▶ _DATASET RECORDS_
- - - - - - -
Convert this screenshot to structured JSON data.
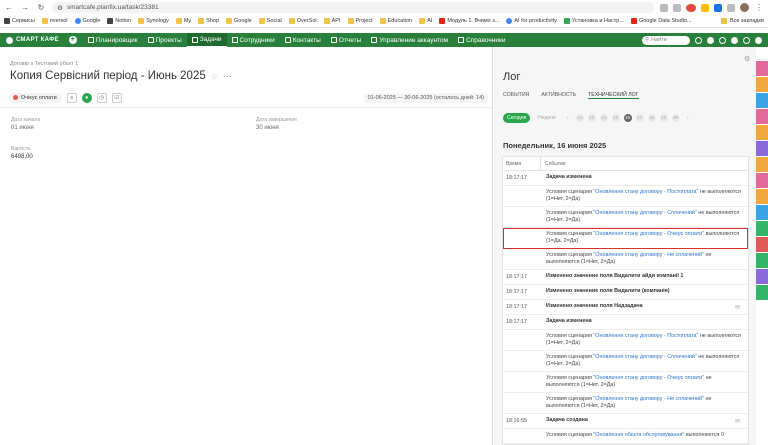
{
  "browser": {
    "url": "smartcafe.planfix.ua/task/23381",
    "bookmarks": [
      "Сервисы",
      "oversol",
      "Google",
      "Notion",
      "Synology",
      "My",
      "Shop",
      "Google",
      "Social",
      "OverSol",
      "API",
      "Project",
      "Education",
      "AI",
      "Модуль 1. Вчимо з...",
      "AI for productivity",
      "Установка и Настр...",
      "Google Data Studio..."
    ],
    "bookmarks_right": "Все закладки"
  },
  "topnav": {
    "logo": "СМАРТ КАФЕ",
    "items": [
      "Планировщик",
      "Проекты",
      "Задачи",
      "Сотрудники",
      "Контакты",
      "Отчеты",
      "Управление аккаунтом",
      "Справочники"
    ],
    "active_index": 2,
    "search_placeholder": "Найти"
  },
  "task": {
    "breadcrumb": "Договір з Тестовий обєкт 1",
    "title": "Копия Сервісний період - Июнь 2025",
    "status": "Очікує оплати",
    "period": "01-06-2025 — 30-06-2025 (осталось дней: 14)",
    "fields": {
      "start_label": "Дата начала",
      "start_value": "01 июня",
      "end_label": "Дата завершения",
      "end_value": "30 июня",
      "cost_label": "Вартість",
      "cost_value": "6498,00"
    }
  },
  "log": {
    "title": "Лог",
    "tabs": [
      "СОБЫТИЯ",
      "АКТИВНОСТЬ",
      "ТЕХНИЧЕСКИЙ ЛОГ"
    ],
    "active_tab": 2,
    "day_buttons": [
      "Сегодня",
      "Неделя"
    ],
    "numbers": [
      "12",
      "13",
      "14",
      "15",
      "16",
      "17",
      "18",
      "19",
      "20"
    ],
    "active_number": "16",
    "day_header": "Понедельник, 16 июня 2025",
    "col_time": "Время",
    "col_event": "Событие",
    "rows": [
      {
        "time": "18:17:17",
        "bold": true,
        "text": "Задача изменена"
      },
      {
        "time": "",
        "pre": "Условия сценария ",
        "link": "\"Оновлення стану договору - Постоплата\"",
        "post": " не выполняются (1=Нет, 2=Да)"
      },
      {
        "time": "",
        "pre": "Условия сценария ",
        "link": "\"Оновлення стану договору - Сплачений\"",
        "post": " не выполняются (1=Нет, 2=Да)"
      },
      {
        "time": "",
        "pre": "Условия сценария ",
        "link": "\"Оновлення стану договору - Очікує оплати\"",
        "post": " выполняются (1=Да, 2=Да)",
        "highlight": true
      },
      {
        "time": "",
        "pre": "Условия сценария ",
        "link": "\"Оновлення стану договору - Не сплачений\"",
        "post": " не выполняются (1=Нет, 2=Да)"
      },
      {
        "time": "18:17:17",
        "bold": true,
        "text": "Изменено значение поля Видалити айди компанії 1"
      },
      {
        "time": "18:17:17",
        "bold": true,
        "text": "Изменено значение поля Видалити (компанія)"
      },
      {
        "time": "18:17:17",
        "bold": true,
        "text": "Изменено значение поля Надзадача",
        "clip": true
      },
      {
        "time": "18:17:17",
        "bold": true,
        "text": "Задача изменена"
      },
      {
        "time": "",
        "pre": "Условия сценария ",
        "link": "\"Оновлення стану договору - Постоплата\"",
        "post": " не выполняются (1=Нет, 2=Да)"
      },
      {
        "time": "",
        "pre": "Условия сценария ",
        "link": "\"Оновлення стану договору - Сплачений\"",
        "post": " не выполняются (1=Нет, 2=Да)"
      },
      {
        "time": "",
        "pre": "Условия сценария ",
        "link": "\"Оновлення стану договору - Очікує оплати\"",
        "post": " не выполняются (1=Нет, 2=Да)"
      },
      {
        "time": "",
        "pre": "Условия сценария ",
        "link": "\"Оновлення стану договору - Не сплачений\"",
        "post": " не выполняются (1=Нет, 2=Да)"
      },
      {
        "time": "18:16:55",
        "bold": true,
        "text": "Задача создана",
        "clip": true
      },
      {
        "time": "",
        "pre": "Условия сценария ",
        "link": "\"Оновлення обєкта обслуговування\"",
        "post": " выполняются 0"
      }
    ]
  },
  "colors": {
    "brand_green": "#29803b",
    "highlight_red": "#d9302a",
    "link_blue": "#2a72c8",
    "rail": [
      "#e06b9b",
      "#f0a840",
      "#3aa3e3",
      "#e06b9b",
      "#f0a840",
      "#8a6ad8",
      "#f0a840",
      "#e06b9b",
      "#f0a840",
      "#3aa3e3",
      "#34b56a",
      "#e05a5a",
      "#34b56a",
      "#8a6ad8",
      "#34b56a"
    ]
  }
}
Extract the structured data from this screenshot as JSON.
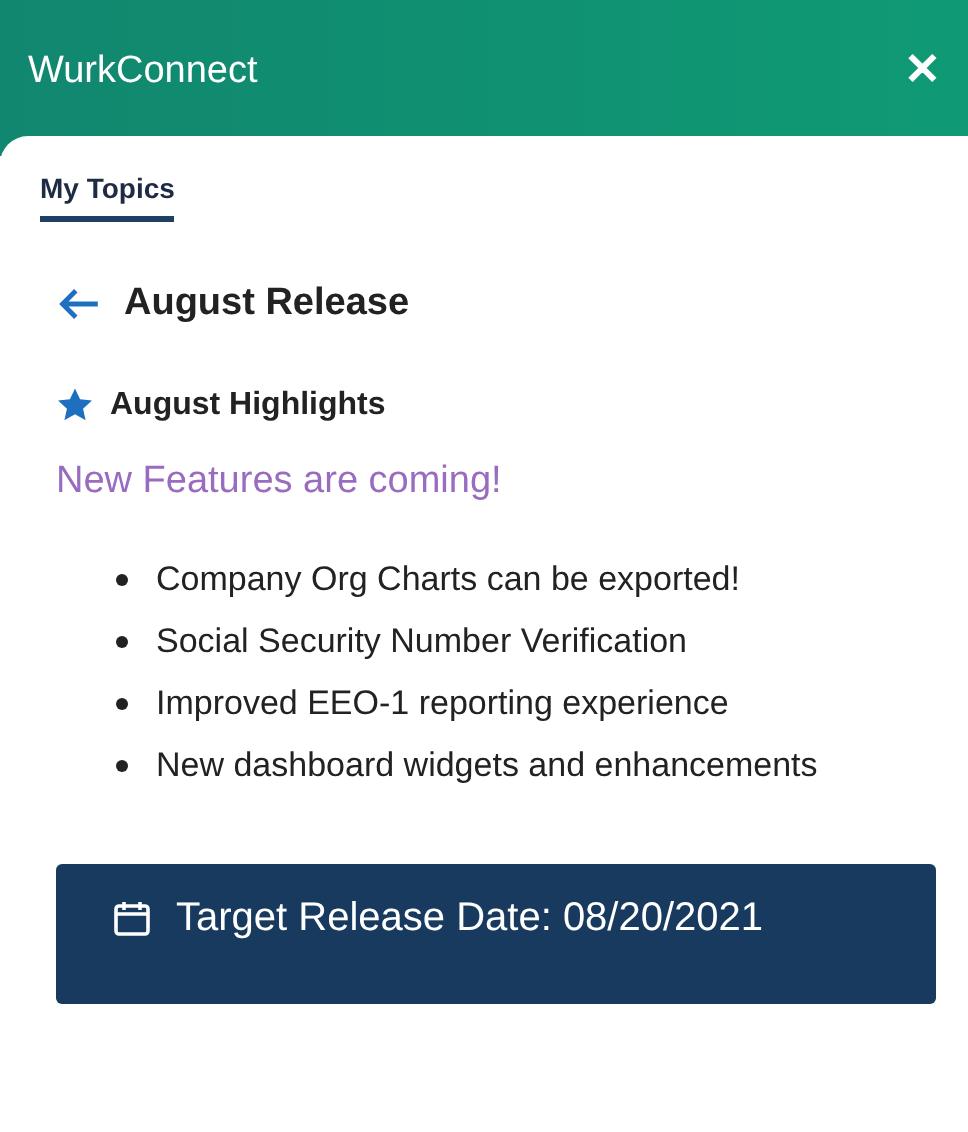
{
  "header": {
    "title": "WurkConnect",
    "close": "✕"
  },
  "tabs": [
    {
      "label": "My Topics",
      "selected": true
    }
  ],
  "page": {
    "title": "August Release",
    "section": "August Highlights",
    "subtitle": "New Features are coming!",
    "bullets": [
      "Company Org Charts can be exported!",
      "Social Security Number Verification",
      "Improved EEO-1 reporting experience",
      "New dashboard widgets and enhancements"
    ]
  },
  "banner": {
    "text": "Target Release Date: 08/20/2021"
  }
}
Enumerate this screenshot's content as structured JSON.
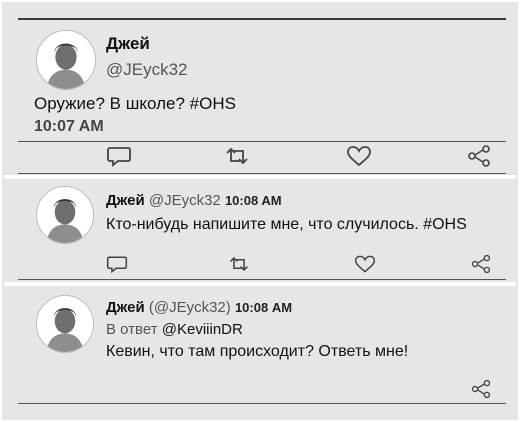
{
  "tweets": [
    {
      "name": "Джей",
      "handle": "@JEyck32",
      "text": "Оружие? В школе? #OHS",
      "time": "10:07 AM"
    },
    {
      "name": "Джей",
      "handle": "@JEyck32",
      "time": "10:08 AM",
      "text": "Кто-нибудь напишите мне, что случилось. #OHS"
    },
    {
      "name": "Джей",
      "handle_wrapped": "(@JEyck32)",
      "time": "10:08 AM",
      "reply_prefix": "В ответ",
      "reply_to": "@KeviiinDR",
      "text": "Кевин, что там происходит? Ответь мне!"
    }
  ],
  "icons": {
    "reply": "reply-icon",
    "retweet": "retweet-icon",
    "like": "heart-icon",
    "share": "share-icon"
  }
}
- - - - - - -
▶ _STATED PROBLEM_
Repeat exactly the lines above, from the line containing "Enumerate this screenshot's" through the last line of the records, inclusive; omit any pictures.

▶ _FULL RESPONSE_
Enumerate this screenshot's content as structured JSON.
{
  "tweets": [
    {
      "name": "Джей",
      "handle": "@JEyck32",
      "text": "Оружие? В школе? #OHS",
      "time": "10:07 AM"
    },
    {
      "name": "Джей",
      "handle": "@JEyck32",
      "time": "10:08 AM",
      "text": "Кто-нибудь напишите мне, что случилось. #OHS"
    },
    {
      "name": "Джей",
      "handle_wrapped": "(@JEyck32)",
      "time": "10:08 AM",
      "reply_prefix": "В ответ",
      "reply_to": "@KeviiinDR",
      "text": "Кевин, что там происходит? Ответь мне!"
    }
  ],
  "icons": {
    "reply": "reply-icon",
    "retweet": "retweet-icon",
    "like": "heart-icon",
    "share": "share-icon"
  }
}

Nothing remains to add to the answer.